- PROBLEM DETAILS -
Note how many lines hold "this" and report that number by itself.

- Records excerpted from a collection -
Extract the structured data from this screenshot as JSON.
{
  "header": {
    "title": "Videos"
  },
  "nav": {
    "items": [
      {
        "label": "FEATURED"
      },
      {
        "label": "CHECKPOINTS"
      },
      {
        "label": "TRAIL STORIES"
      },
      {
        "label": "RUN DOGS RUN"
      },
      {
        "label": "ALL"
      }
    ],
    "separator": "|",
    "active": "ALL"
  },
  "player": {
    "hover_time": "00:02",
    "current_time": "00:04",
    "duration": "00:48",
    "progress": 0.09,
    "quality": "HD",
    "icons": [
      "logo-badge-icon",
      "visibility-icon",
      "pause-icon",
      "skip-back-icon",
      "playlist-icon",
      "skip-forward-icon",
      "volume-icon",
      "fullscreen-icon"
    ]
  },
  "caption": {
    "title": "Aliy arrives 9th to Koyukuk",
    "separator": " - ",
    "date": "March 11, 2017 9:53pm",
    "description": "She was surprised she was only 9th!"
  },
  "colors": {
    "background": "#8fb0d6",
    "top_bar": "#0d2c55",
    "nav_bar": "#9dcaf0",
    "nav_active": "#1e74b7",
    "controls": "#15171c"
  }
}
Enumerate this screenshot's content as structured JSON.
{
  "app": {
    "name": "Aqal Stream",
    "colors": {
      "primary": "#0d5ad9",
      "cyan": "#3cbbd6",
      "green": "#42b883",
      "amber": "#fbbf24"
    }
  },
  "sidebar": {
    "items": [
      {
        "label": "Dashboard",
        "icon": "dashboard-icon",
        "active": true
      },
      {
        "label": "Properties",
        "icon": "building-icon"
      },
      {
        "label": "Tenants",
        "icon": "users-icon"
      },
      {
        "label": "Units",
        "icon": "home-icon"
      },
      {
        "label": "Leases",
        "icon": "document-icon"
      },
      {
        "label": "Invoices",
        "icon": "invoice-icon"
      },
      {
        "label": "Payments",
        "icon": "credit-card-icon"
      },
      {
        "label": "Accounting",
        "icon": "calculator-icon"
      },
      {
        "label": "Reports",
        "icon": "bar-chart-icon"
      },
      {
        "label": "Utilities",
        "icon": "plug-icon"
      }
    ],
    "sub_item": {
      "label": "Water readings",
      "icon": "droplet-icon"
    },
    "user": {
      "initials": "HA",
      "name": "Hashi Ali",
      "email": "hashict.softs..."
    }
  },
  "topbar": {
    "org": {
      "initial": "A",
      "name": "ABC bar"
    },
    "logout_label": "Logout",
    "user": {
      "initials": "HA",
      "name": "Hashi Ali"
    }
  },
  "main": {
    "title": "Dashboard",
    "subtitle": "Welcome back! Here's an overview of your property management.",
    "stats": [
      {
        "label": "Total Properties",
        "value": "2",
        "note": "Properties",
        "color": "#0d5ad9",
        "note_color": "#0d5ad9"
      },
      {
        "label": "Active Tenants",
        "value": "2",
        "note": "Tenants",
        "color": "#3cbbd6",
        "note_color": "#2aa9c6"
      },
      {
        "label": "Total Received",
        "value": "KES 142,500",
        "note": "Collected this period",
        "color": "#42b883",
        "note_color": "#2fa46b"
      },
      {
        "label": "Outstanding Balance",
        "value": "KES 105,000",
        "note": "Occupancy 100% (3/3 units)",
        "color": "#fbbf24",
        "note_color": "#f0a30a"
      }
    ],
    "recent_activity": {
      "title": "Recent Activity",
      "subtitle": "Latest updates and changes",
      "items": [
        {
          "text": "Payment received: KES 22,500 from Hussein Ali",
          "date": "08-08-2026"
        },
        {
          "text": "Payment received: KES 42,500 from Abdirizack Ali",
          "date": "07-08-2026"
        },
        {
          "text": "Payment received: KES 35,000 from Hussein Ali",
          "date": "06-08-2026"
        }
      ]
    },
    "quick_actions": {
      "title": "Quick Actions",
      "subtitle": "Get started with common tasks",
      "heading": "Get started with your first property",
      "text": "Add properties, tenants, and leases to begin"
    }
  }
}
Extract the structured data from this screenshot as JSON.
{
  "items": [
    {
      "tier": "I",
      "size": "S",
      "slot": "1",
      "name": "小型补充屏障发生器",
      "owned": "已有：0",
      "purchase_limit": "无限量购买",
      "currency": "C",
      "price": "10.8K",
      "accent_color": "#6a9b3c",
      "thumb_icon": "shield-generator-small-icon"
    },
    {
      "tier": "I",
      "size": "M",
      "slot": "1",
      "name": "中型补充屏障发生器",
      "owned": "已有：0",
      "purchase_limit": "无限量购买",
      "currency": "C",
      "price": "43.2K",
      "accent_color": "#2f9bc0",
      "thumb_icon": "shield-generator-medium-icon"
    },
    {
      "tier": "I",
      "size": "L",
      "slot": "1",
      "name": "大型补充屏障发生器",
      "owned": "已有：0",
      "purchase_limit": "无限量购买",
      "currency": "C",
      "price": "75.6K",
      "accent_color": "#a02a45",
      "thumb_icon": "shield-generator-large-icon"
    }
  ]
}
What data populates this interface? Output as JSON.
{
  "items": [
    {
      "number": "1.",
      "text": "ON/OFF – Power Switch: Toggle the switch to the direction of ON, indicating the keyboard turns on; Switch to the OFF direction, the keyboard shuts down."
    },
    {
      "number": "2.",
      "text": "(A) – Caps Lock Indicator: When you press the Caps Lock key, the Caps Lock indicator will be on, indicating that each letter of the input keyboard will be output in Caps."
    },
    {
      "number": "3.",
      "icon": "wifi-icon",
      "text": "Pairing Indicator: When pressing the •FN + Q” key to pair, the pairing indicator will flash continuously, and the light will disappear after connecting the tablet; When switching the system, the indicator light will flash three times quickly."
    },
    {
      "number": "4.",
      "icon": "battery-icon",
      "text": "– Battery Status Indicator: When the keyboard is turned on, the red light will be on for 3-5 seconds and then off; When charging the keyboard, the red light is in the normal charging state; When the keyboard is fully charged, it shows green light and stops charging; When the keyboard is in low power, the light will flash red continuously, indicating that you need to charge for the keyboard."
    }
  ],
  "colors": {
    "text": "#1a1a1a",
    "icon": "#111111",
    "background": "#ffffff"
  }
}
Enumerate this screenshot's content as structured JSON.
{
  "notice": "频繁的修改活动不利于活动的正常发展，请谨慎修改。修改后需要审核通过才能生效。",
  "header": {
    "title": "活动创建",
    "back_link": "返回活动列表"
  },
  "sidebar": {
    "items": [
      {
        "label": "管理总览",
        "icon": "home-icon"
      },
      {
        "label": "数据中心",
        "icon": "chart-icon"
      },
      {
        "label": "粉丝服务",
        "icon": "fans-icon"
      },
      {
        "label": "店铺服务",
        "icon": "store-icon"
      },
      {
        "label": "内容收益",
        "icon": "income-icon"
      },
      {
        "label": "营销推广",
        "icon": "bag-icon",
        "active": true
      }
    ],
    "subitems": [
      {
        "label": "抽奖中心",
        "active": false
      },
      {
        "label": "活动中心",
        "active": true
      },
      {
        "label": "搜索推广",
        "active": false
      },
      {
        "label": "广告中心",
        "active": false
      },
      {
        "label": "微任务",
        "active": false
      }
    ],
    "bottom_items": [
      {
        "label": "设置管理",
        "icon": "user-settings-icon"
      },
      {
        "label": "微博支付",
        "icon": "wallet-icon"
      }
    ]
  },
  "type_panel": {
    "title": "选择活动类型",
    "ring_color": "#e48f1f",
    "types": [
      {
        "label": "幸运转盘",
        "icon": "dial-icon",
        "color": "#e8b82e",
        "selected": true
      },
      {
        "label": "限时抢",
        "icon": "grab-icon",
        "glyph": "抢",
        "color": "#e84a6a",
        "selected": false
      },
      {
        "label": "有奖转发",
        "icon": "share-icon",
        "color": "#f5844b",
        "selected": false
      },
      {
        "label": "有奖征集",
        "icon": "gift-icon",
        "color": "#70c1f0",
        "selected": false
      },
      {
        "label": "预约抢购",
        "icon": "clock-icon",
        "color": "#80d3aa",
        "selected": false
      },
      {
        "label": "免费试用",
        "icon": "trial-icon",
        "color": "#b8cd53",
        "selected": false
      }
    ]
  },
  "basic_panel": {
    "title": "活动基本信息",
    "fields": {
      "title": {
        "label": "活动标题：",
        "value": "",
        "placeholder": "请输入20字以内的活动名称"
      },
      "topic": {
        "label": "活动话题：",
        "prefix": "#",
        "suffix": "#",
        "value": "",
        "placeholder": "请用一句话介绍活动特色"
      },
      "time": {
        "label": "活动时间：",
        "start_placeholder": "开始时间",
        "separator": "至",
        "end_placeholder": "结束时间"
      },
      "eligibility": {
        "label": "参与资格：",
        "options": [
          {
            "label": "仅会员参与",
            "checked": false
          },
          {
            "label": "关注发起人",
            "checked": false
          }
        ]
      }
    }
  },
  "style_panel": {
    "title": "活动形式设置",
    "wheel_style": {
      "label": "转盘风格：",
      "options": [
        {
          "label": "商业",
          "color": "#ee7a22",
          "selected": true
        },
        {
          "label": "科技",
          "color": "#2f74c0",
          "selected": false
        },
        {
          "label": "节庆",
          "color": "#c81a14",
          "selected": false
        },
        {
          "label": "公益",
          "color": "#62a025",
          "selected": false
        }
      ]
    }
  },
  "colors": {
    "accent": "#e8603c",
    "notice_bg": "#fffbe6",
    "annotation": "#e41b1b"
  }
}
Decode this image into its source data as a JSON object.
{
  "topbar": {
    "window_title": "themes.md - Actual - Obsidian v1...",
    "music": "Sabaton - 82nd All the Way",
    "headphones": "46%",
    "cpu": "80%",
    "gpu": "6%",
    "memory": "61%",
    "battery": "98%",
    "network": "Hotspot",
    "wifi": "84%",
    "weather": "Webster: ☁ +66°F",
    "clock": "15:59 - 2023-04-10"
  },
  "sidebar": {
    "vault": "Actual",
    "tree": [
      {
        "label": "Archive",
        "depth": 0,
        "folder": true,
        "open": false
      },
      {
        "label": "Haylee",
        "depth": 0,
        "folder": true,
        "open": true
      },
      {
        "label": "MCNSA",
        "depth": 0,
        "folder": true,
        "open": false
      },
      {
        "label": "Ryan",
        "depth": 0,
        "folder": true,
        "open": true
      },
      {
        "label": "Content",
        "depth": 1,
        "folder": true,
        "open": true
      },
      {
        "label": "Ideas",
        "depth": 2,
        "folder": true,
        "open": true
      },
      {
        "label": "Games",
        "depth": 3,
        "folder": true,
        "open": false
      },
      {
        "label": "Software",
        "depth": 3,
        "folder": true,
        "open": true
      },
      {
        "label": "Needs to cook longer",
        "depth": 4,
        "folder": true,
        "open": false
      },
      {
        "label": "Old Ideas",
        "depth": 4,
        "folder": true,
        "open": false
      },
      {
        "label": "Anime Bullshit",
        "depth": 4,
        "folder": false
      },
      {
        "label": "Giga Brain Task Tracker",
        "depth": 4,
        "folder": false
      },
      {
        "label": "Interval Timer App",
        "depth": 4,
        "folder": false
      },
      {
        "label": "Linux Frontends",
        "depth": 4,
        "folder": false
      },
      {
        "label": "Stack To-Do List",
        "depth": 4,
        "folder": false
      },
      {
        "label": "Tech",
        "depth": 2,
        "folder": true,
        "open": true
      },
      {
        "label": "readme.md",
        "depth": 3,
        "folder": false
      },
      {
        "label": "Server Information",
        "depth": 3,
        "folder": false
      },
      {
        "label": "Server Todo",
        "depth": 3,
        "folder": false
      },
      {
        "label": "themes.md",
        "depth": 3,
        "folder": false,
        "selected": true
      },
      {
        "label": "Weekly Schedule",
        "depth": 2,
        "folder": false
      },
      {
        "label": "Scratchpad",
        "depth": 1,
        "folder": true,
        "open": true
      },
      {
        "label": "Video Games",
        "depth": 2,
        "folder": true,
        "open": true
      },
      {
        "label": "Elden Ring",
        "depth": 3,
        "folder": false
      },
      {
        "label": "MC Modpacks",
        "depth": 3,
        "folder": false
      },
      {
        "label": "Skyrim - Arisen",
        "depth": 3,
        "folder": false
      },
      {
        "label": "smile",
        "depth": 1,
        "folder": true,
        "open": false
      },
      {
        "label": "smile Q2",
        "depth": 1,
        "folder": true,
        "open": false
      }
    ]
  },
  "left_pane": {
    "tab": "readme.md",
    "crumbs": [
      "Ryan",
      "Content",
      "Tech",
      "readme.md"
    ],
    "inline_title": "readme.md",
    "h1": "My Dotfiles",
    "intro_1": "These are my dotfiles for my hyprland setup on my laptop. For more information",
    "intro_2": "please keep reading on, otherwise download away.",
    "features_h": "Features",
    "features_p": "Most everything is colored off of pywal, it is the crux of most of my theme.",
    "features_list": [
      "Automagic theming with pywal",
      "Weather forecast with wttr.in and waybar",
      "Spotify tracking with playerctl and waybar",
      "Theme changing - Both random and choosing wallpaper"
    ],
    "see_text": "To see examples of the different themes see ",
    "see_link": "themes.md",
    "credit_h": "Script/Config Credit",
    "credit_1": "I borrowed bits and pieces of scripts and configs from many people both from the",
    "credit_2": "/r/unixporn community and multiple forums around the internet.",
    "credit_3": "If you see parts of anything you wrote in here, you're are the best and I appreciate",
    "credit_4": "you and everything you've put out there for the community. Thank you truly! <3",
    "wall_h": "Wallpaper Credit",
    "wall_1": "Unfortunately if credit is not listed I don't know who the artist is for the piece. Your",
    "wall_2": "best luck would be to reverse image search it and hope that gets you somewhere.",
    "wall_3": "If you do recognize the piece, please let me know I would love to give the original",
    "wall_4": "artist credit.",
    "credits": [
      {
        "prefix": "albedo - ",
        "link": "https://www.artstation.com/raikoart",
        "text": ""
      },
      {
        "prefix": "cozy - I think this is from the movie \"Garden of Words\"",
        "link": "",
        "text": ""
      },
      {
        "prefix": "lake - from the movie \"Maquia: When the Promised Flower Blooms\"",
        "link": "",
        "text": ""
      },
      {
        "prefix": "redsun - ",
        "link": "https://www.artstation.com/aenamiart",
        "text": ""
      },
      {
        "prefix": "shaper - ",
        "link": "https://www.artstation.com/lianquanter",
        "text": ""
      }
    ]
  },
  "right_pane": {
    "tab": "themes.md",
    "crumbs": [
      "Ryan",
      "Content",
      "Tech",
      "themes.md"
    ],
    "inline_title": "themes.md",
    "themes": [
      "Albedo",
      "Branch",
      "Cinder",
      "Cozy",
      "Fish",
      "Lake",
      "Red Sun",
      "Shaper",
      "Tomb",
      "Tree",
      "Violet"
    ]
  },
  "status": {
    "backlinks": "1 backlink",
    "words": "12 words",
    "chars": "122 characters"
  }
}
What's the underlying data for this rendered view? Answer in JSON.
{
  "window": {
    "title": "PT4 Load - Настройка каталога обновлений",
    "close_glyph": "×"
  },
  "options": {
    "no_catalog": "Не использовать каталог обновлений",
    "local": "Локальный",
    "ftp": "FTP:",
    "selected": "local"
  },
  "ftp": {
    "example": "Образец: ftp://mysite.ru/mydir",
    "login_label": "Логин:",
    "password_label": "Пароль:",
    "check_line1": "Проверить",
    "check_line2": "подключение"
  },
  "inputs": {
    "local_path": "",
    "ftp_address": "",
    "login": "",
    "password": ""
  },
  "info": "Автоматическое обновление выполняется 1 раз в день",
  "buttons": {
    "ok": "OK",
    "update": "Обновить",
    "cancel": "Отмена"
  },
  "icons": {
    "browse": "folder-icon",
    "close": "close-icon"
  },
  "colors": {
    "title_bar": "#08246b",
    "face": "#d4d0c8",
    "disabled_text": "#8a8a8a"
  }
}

- RESPONSE TO THE EXERCISE -
9